>>
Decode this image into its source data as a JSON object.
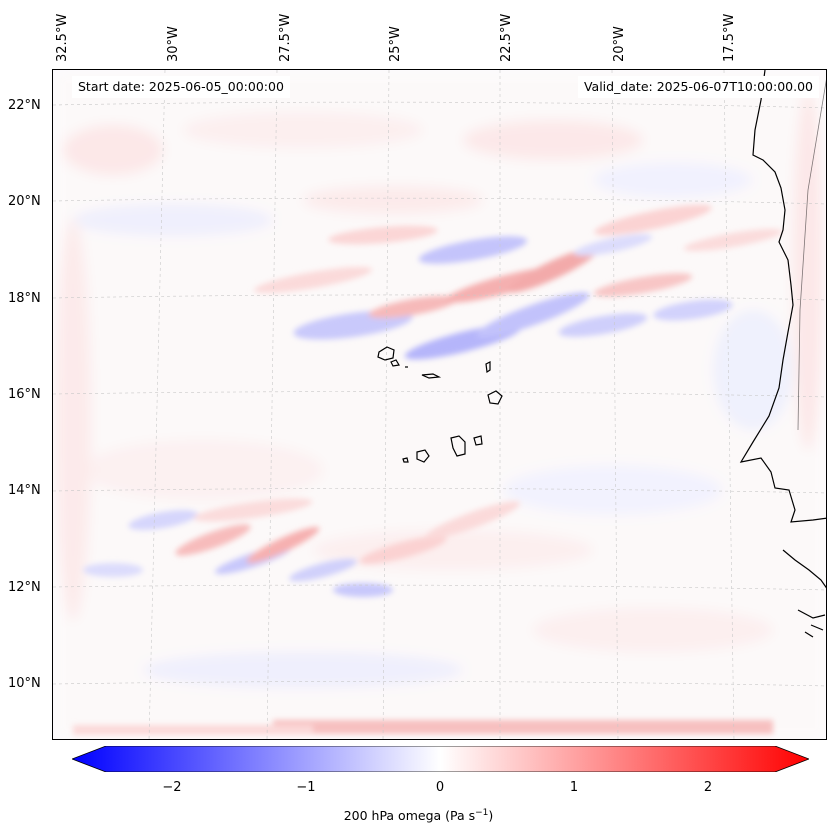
{
  "header": {
    "start_date": "Start date: 2025-06-05_00:00:00",
    "valid_date": "Valid_date: 2025-06-07T10:00:00.00"
  },
  "longitude_labels": [
    "32.5°W",
    "30°W",
    "27.5°W",
    "25°W",
    "22.5°W",
    "20°W",
    "17.5°W"
  ],
  "latitude_labels": [
    "22°N",
    "20°N",
    "18°N",
    "16°N",
    "14°N",
    "12°N",
    "10°N"
  ],
  "colorbar": {
    "label": "200 hPa omega (Pa s",
    "label_sup": "−1",
    "label_end": ")",
    "ticks": [
      "−2",
      "−1",
      "0",
      "1",
      "2"
    ],
    "range": [
      -2.75,
      2.75
    ],
    "colors": {
      "negative": "#0000ff",
      "zero": "#ffffff",
      "positive": "#ff0000"
    }
  },
  "map": {
    "field": "200 hPa omega",
    "projection_grid": "on",
    "coastline_color": "#000000"
  }
}
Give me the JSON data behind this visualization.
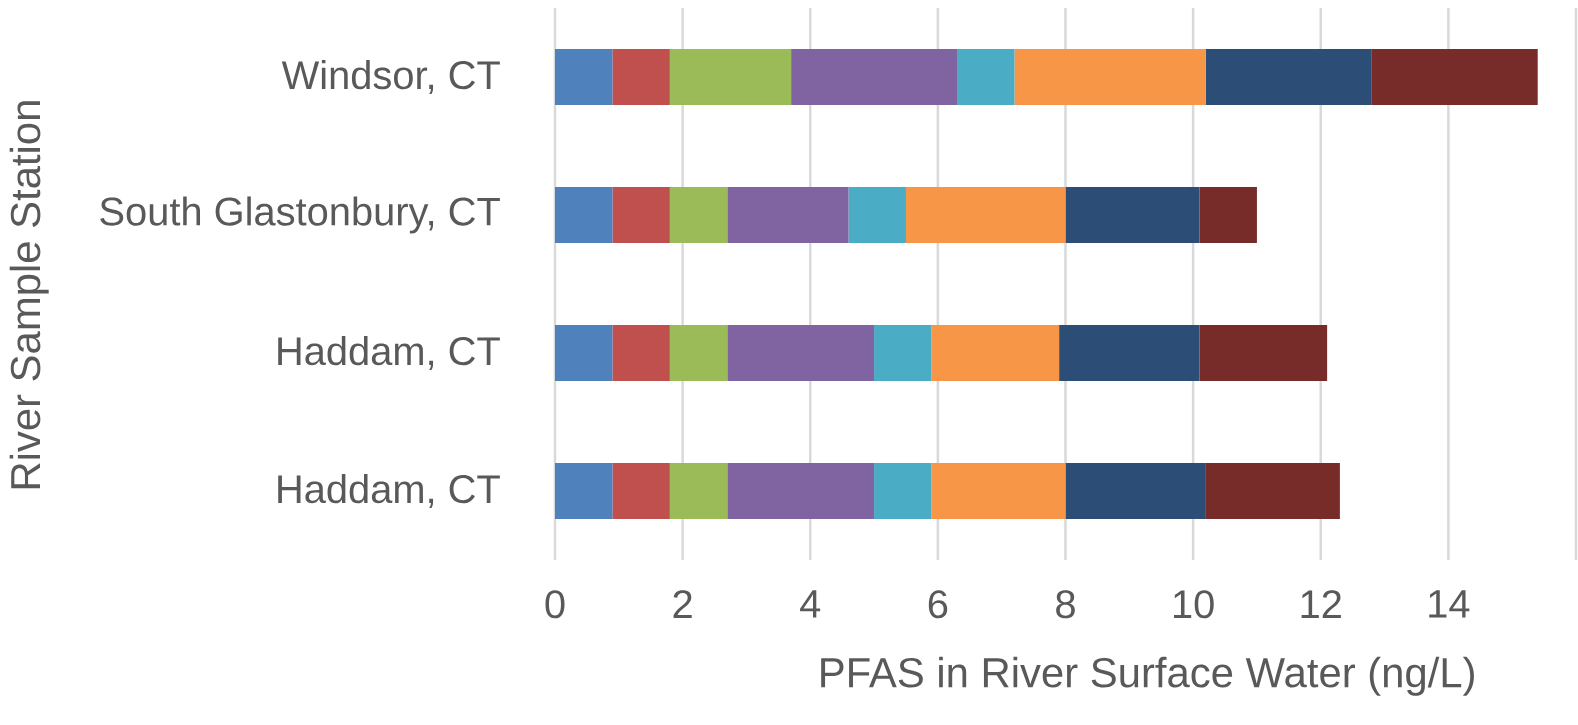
{
  "chart_data": {
    "type": "bar",
    "orientation": "horizontal",
    "stacked": true,
    "grid": "x",
    "xlabel": "PFAS in River Surface Water (ng/L)",
    "ylabel": "River Sample Station",
    "categories": [
      "Windsor, CT",
      "South Glastonbury, CT",
      "Haddam, CT",
      "Haddam, CT"
    ],
    "xlim": [
      0,
      16
    ],
    "xticks": [
      0,
      2,
      4,
      6,
      8,
      10,
      12,
      14,
      {
        "value": 16,
        "label": null
      }
    ],
    "series": [
      {
        "color": "#4f81bd",
        "values": [
          0.9,
          0.9,
          0.9,
          0.9
        ]
      },
      {
        "color": "#c0504d",
        "values": [
          0.9,
          0.9,
          0.9,
          0.9
        ]
      },
      {
        "color": "#9bbb59",
        "values": [
          1.9,
          0.9,
          0.9,
          0.9
        ]
      },
      {
        "color": "#8064a2",
        "values": [
          2.6,
          1.9,
          2.3,
          2.3
        ]
      },
      {
        "color": "#4bacc6",
        "values": [
          0.9,
          0.9,
          0.9,
          0.9
        ]
      },
      {
        "color": "#f79646",
        "values": [
          3.0,
          2.5,
          2.0,
          2.1
        ]
      },
      {
        "color": "#2c4d75",
        "values": [
          2.6,
          2.1,
          2.2,
          2.2
        ]
      },
      {
        "color": "#772c2a",
        "values": [
          2.6,
          0.9,
          2.0,
          2.1
        ]
      }
    ]
  }
}
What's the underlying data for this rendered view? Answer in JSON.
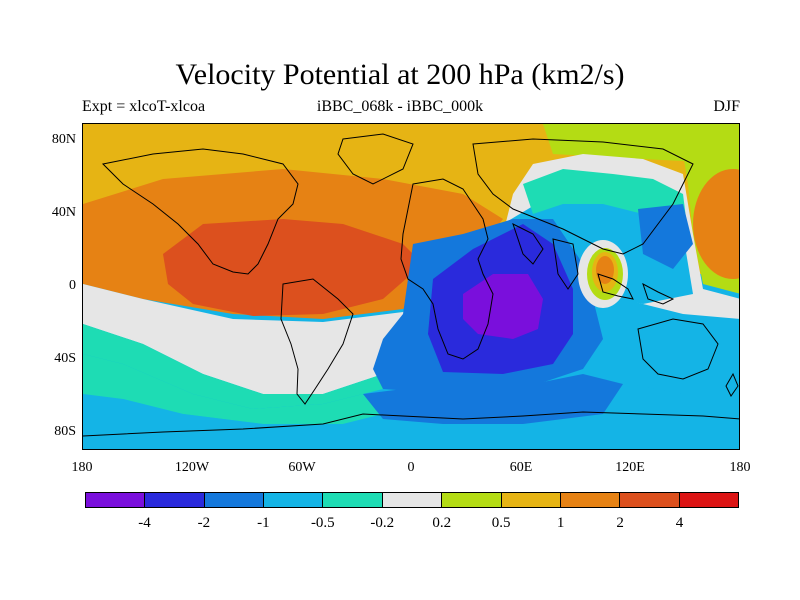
{
  "title": "Velocity Potential at 200 hPa (km2/s)",
  "subtitle_left": "Expt = xlcoT-xlcoa",
  "subtitle_center": "iBBC_068k - iBBC_000k",
  "subtitle_right": "DJF",
  "lat_labels": [
    "80N",
    "40N",
    "0",
    "40S",
    "80S"
  ],
  "lon_labels": [
    "180",
    "120W",
    "60W",
    "0",
    "60E",
    "120E",
    "180"
  ],
  "colorbar": {
    "colors": [
      "#7a0fdc",
      "#2a2adc",
      "#1478dc",
      "#14b4e6",
      "#1edcb4",
      "#e6e6e6",
      "#b4dc14",
      "#e6b414",
      "#e68214",
      "#dc501e",
      "#dc1414"
    ],
    "labels": [
      "-4",
      "-2",
      "-1",
      "-0.5",
      "-0.2",
      "0.2",
      "0.5",
      "1",
      "2",
      "4"
    ]
  }
}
<<
● **WHAT IS REQUIRED**
Find each line with the string "JSON" and copy it out.

● **THE COMPLETED TASK**
Decode this image into its source data as a JSON object.
Give me the JSON data behind this visualization.
What's the underlying data for this rendered view? Answer in JSON.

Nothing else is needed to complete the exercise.